### EXCERPTED DATA
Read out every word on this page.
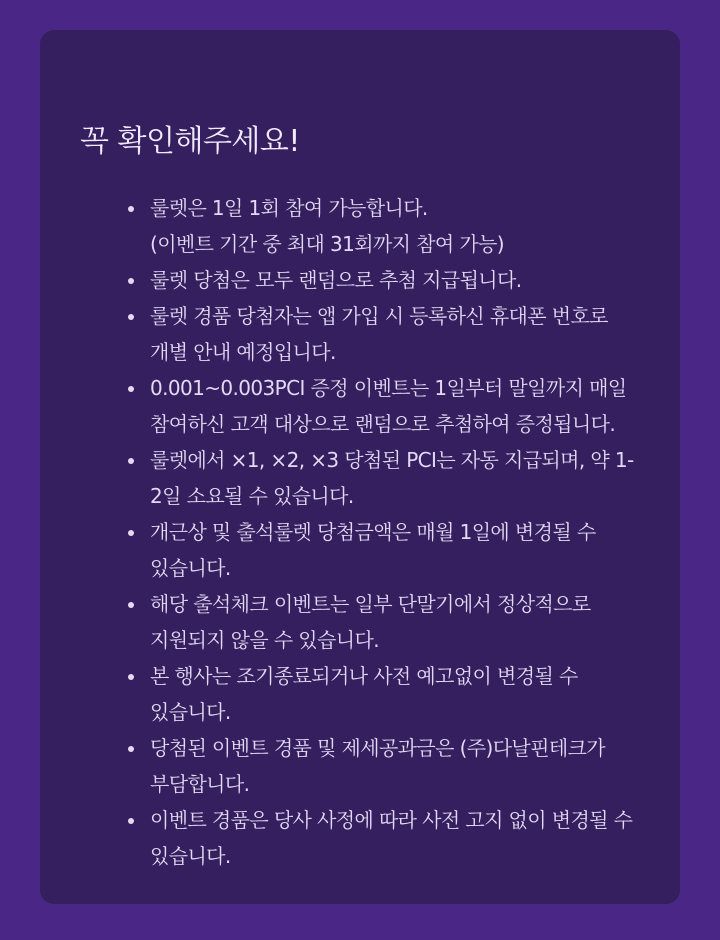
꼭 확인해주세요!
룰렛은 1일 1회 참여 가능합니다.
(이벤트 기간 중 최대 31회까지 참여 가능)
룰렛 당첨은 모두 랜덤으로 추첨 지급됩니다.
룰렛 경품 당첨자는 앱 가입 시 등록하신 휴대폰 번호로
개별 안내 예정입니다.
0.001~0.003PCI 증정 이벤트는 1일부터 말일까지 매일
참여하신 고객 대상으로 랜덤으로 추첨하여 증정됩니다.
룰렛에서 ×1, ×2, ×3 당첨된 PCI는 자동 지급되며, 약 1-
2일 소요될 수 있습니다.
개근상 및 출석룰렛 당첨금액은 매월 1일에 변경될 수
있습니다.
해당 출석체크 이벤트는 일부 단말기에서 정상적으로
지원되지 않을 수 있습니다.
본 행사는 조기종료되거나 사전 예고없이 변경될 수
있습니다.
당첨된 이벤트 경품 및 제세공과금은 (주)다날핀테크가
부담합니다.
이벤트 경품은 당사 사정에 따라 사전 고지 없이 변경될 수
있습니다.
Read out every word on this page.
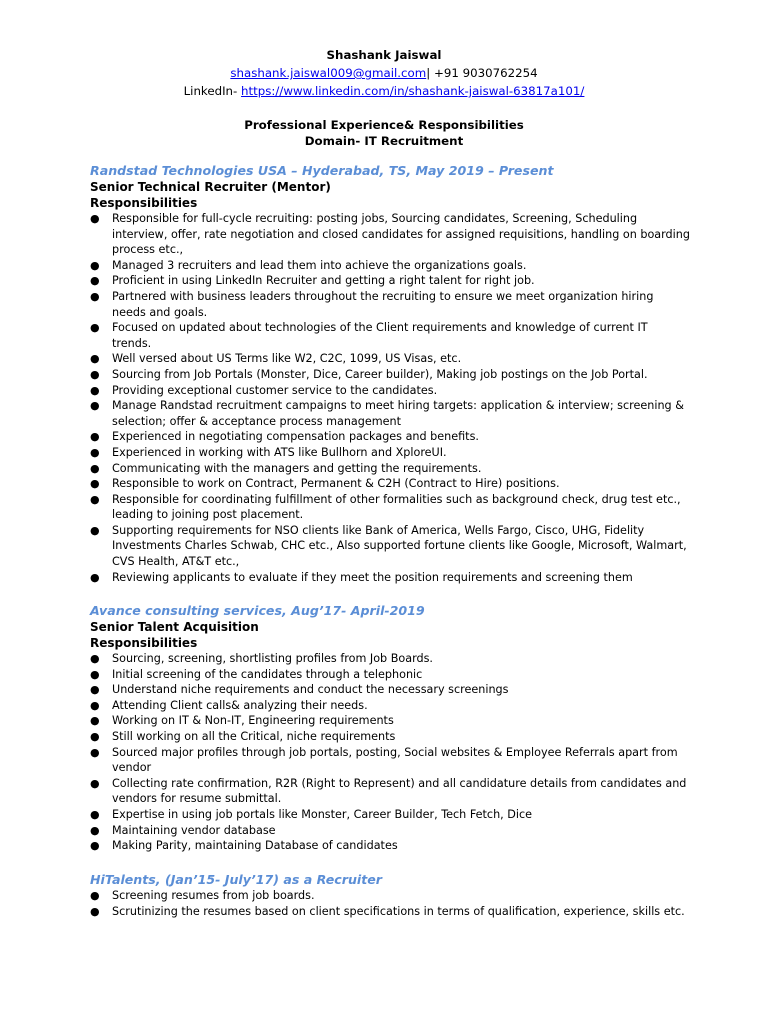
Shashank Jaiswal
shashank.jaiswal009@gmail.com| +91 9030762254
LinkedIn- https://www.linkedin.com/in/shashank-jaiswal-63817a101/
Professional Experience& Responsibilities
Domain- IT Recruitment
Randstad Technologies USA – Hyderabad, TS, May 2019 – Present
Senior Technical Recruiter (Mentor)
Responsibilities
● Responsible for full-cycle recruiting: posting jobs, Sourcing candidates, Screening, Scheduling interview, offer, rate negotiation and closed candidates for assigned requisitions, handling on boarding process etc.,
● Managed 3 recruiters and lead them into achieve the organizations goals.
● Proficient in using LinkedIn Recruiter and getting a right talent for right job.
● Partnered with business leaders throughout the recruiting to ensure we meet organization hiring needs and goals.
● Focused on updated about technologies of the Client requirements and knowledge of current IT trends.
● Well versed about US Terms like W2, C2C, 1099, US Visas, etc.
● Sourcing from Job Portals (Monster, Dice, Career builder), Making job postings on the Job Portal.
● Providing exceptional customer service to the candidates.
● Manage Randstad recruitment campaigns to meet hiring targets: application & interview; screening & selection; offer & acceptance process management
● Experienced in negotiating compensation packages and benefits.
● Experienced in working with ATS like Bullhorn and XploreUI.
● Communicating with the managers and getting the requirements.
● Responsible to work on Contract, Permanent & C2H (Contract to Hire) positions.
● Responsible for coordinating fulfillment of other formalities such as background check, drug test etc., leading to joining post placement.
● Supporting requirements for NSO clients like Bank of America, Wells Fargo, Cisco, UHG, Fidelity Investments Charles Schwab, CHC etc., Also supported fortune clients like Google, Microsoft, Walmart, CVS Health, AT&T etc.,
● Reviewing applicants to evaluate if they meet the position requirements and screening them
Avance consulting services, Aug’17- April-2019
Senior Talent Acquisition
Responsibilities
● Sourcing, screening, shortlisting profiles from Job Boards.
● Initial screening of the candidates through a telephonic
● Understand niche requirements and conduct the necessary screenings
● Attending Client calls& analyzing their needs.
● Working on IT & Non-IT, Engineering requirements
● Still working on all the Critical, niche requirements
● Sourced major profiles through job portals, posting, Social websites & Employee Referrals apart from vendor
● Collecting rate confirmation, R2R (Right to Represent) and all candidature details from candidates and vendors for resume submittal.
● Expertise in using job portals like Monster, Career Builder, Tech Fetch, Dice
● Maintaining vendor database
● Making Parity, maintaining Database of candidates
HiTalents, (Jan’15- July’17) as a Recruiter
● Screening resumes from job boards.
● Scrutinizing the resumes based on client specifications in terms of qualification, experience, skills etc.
* * *
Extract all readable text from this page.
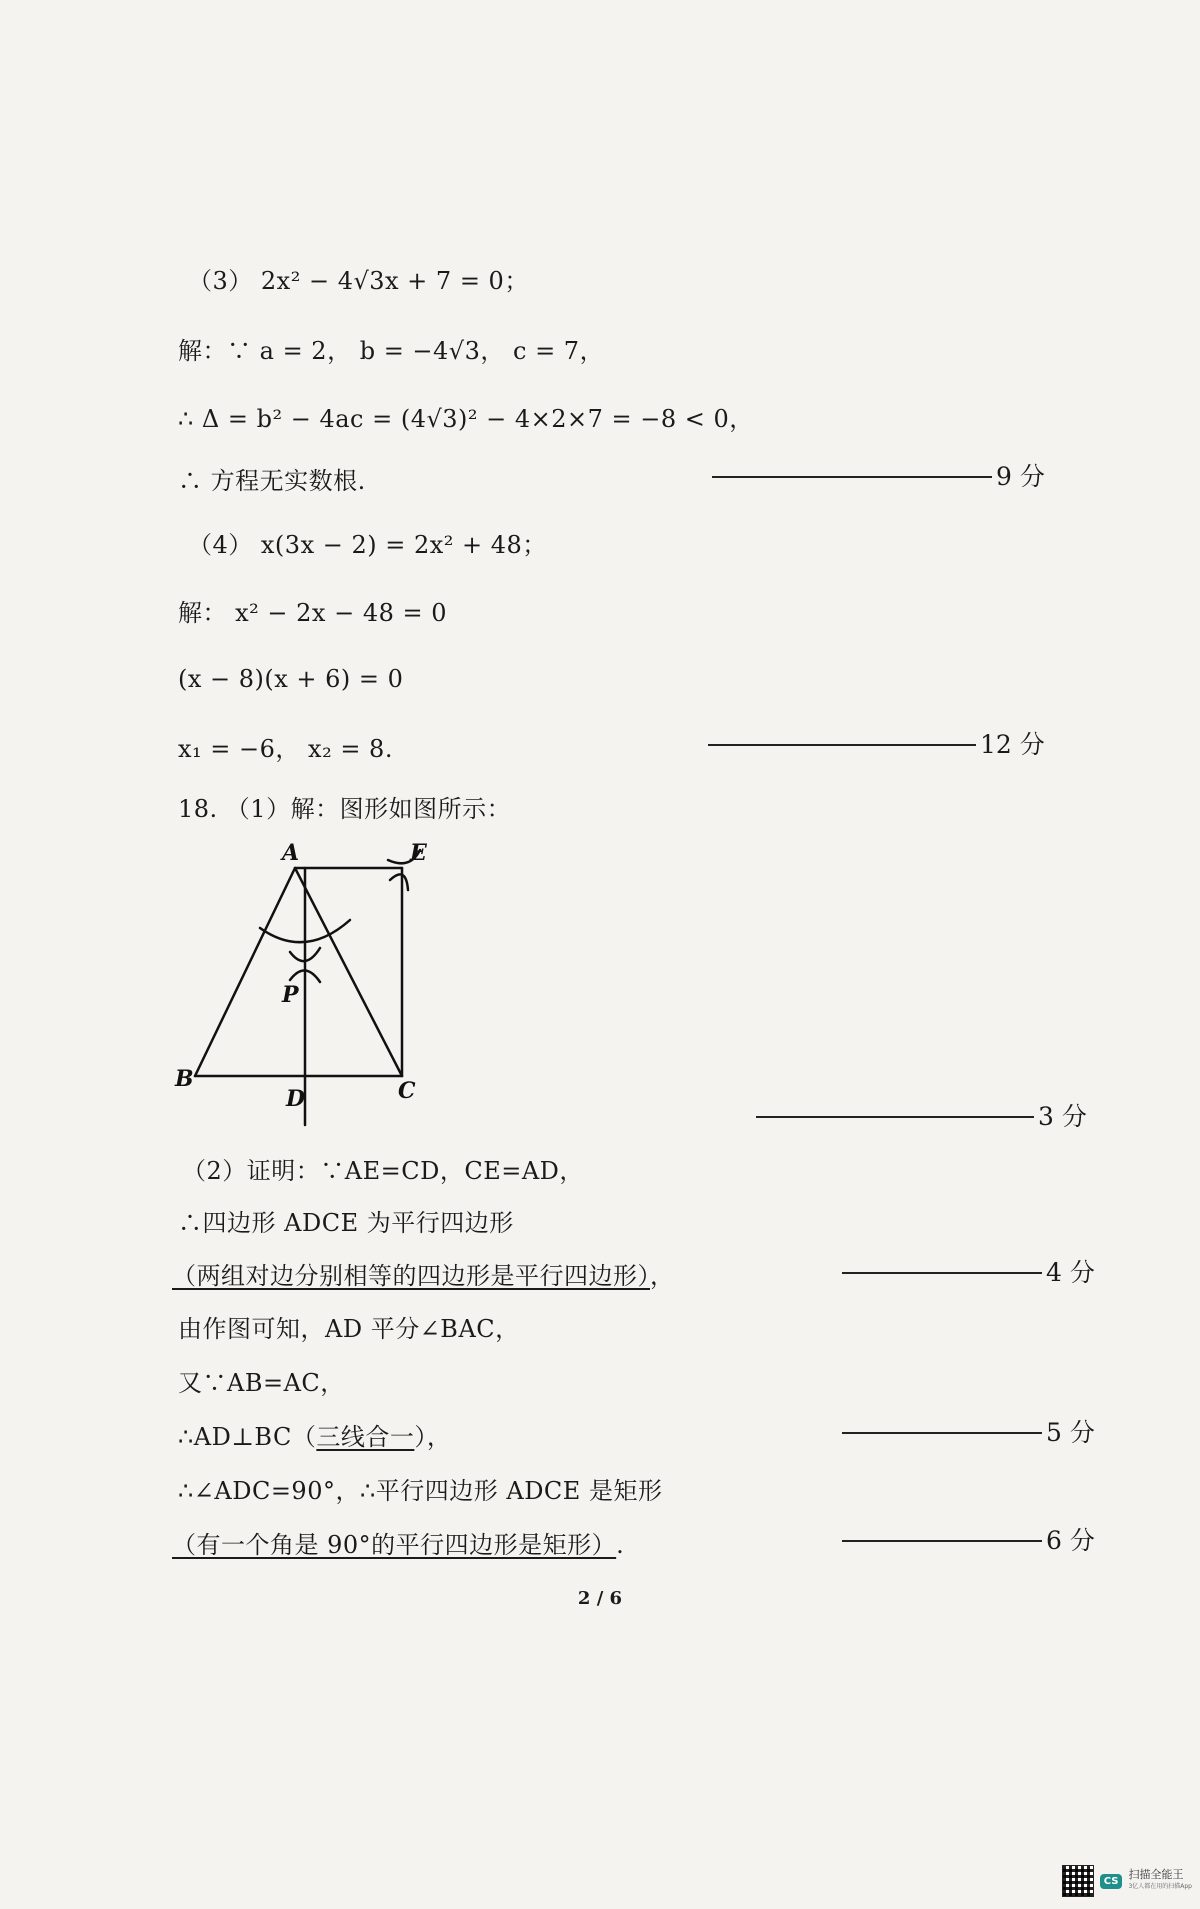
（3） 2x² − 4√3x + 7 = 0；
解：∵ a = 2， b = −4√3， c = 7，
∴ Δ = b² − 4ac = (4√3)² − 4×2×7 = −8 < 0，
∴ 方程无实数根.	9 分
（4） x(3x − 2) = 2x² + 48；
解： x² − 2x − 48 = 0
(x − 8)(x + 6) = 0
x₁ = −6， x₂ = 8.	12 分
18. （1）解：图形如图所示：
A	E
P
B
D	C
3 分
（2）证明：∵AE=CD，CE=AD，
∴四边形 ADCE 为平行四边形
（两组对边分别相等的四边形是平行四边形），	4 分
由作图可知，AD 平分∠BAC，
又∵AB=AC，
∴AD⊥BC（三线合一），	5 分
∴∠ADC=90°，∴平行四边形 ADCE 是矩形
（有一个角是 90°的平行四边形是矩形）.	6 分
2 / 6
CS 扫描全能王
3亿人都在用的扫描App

### YOUR TASK
Pick out each line above that includes "using" and show it.

### ANSWER TO THIS PROBLEM
● Proficient in using LinkedIn Recruiter and getting a right talent for right job.
● Expertise in using job portals like Monster, Career Builder, Tech Fetch, Dice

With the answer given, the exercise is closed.